(Some records)
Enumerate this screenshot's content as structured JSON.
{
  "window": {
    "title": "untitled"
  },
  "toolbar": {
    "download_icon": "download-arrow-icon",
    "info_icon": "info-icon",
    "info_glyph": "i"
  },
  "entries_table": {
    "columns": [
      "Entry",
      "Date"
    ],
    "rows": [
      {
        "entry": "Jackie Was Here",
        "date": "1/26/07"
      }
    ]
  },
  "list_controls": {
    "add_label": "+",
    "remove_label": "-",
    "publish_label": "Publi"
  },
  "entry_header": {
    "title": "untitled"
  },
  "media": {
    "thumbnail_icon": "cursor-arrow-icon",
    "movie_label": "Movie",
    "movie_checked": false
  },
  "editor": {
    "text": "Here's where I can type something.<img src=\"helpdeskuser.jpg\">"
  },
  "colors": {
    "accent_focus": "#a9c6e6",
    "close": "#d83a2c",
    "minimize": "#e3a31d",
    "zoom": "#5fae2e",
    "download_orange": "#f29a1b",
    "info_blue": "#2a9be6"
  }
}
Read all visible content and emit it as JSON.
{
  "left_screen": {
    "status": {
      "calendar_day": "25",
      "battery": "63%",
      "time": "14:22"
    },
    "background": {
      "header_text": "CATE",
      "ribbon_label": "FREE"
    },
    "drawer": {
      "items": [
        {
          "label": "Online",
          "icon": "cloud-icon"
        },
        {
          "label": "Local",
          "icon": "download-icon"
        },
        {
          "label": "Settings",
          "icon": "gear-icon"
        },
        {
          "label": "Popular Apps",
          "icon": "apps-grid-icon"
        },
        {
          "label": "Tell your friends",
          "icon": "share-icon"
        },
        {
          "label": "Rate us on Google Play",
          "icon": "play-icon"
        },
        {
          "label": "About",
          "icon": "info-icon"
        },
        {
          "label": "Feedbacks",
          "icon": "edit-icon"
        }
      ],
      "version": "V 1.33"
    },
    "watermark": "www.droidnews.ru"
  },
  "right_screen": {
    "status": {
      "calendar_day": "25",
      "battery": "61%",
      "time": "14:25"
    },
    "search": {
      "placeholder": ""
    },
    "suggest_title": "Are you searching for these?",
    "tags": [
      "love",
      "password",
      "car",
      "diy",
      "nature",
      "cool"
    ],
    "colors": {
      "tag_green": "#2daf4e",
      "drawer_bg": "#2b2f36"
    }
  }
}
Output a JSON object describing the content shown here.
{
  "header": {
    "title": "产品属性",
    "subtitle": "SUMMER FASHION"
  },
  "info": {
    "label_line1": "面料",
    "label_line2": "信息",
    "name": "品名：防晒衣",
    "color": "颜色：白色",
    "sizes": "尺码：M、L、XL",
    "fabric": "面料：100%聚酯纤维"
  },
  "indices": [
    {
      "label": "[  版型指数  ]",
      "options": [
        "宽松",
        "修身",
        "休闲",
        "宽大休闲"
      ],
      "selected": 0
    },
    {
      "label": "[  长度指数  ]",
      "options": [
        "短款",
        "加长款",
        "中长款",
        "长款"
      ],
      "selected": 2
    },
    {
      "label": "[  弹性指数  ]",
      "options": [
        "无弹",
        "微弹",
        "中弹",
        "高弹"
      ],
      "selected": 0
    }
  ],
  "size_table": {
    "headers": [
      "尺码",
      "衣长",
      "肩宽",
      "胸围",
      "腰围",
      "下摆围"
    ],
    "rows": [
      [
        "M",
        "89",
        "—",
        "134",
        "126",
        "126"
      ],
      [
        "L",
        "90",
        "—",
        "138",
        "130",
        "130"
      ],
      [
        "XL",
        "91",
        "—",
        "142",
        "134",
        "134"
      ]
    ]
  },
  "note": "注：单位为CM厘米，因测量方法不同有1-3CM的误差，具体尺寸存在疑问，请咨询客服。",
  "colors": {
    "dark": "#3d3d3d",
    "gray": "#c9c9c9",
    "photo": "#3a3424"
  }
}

- [Goal] Transcribe all of the entries without altering anything.

- [The response]
Enumerate this screenshot's content as structured JSON.
{
  "window": {
    "title": "untitled"
  },
  "toolbar": {
    "download_icon": "download-arrow-icon",
    "info_icon": "info-icon",
    "info_glyph": "i"
  },
  "entries_table": {
    "columns": [
      "Entry",
      "Date"
    ],
    "rows": [
      {
        "entry": "Jackie Was Here",
        "date": "1/26/07"
      }
    ]
  },
  "list_controls": {
    "add_label": "+",
    "remove_label": "-",
    "publish_label": "Publi"
  },
  "entry_header": {
    "title": "untitled"
  },
  "media": {
    "thumbnail_icon": "cursor-arrow-icon",
    "movie_label": "Movie",
    "movie_checked": false
  },
  "editor": {
    "text": "Here's where I can type something.<img src=\"helpdeskuser.jpg\">"
  },
  "colors": {
    "accent_focus": "#a9c6e6",
    "close": "#d83a2c",
    "minimize": "#e3a31d",
    "zoom": "#5fae2e",
    "download_orange": "#f29a1b",
    "info_blue": "#2a9be6"
  }
}
Read all visible content and emit it as JSON.
{
  "left_screen": {
    "status": {
      "calendar_day": "25",
      "battery": "63%",
      "time": "14:22"
    },
    "background": {
      "header_text": "CATE",
      "ribbon_label": "FREE"
    },
    "drawer": {
      "items": [
        {
          "label": "Online",
          "icon": "cloud-icon"
        },
        {
          "label": "Local",
          "icon": "download-icon"
        },
        {
          "label": "Settings",
          "icon": "gear-icon"
        },
        {
          "label": "Popular Apps",
          "icon": "apps-grid-icon"
        },
        {
          "label": "Tell your friends",
          "icon": "share-icon"
        },
        {
          "label": "Rate us on Google Play",
          "icon": "play-icon"
        },
        {
          "label": "About",
          "icon": "info-icon"
        },
        {
          "label": "Feedbacks",
          "icon": "edit-icon"
        }
      ],
      "version": "V 1.33"
    },
    "watermark": "www.droidnews.ru"
  },
  "right_screen": {
    "status": {
      "calendar_day": "25",
      "battery": "61%",
      "time": "14:25"
    },
    "search": {
      "placeholder": ""
    },
    "suggest_title": "Are you searching for these?",
    "tags": [
      "love",
      "password",
      "car",
      "diy",
      "nature",
      "cool"
    ],
    "colors": {
      "tag_green": "#2daf4e",
      "drawer_bg": "#2b2f36"
    }
  }
}
Output a JSON object describing the content shown here.
{
  "header": {
    "title": "产品属性",
    "subtitle": "SUMMER FASHION"
  },
  "info": {
    "label_line1": "面料",
    "label_line2": "信息",
    "name": "品名：防晒衣",
    "color": "颜色：白色",
    "sizes": "尺码：M、L、XL",
    "fabric": "面料：100%聚酯纤维"
  },
  "indices": [
    {
      "label": "[  版型指数  ]",
      "options": [
        "宽松",
        "修身",
        "休闲",
        "宽大休闲"
      ],
      "selected": 0
    },
    {
      "label": "[  长度指数  ]",
      "options": [
        "短款",
        "加长款",
        "中长款",
        "长款"
      ],
      "selected": 2
    },
    {
      "label": "[  弹性指数  ]",
      "options": [
        "无弹",
        "微弹",
        "中弹",
        "高弹"
      ],
      "selected": 0
    }
  ],
  "size_table": {
    "headers": [
      "尺码",
      "衣长",
      "肩宽",
      "胸围",
      "腰围",
      "下摆围"
    ],
    "rows": [
      [
        "M",
        "89",
        "—",
        "134",
        "126",
        "126"
      ],
      [
        "L",
        "90",
        "—",
        "138",
        "130",
        "130"
      ],
      [
        "XL",
        "91",
        "—",
        "142",
        "134",
        "134"
      ]
    ]
  },
  "note": "注：单位为CM厘米，因测量方法不同有1-3CM的误差，具体尺寸存在疑问，请咨询客服。",
  "colors": {
    "dark": "#3d3d3d",
    "gray": "#c9c9c9",
    "photo": "#3a3424"
  }
}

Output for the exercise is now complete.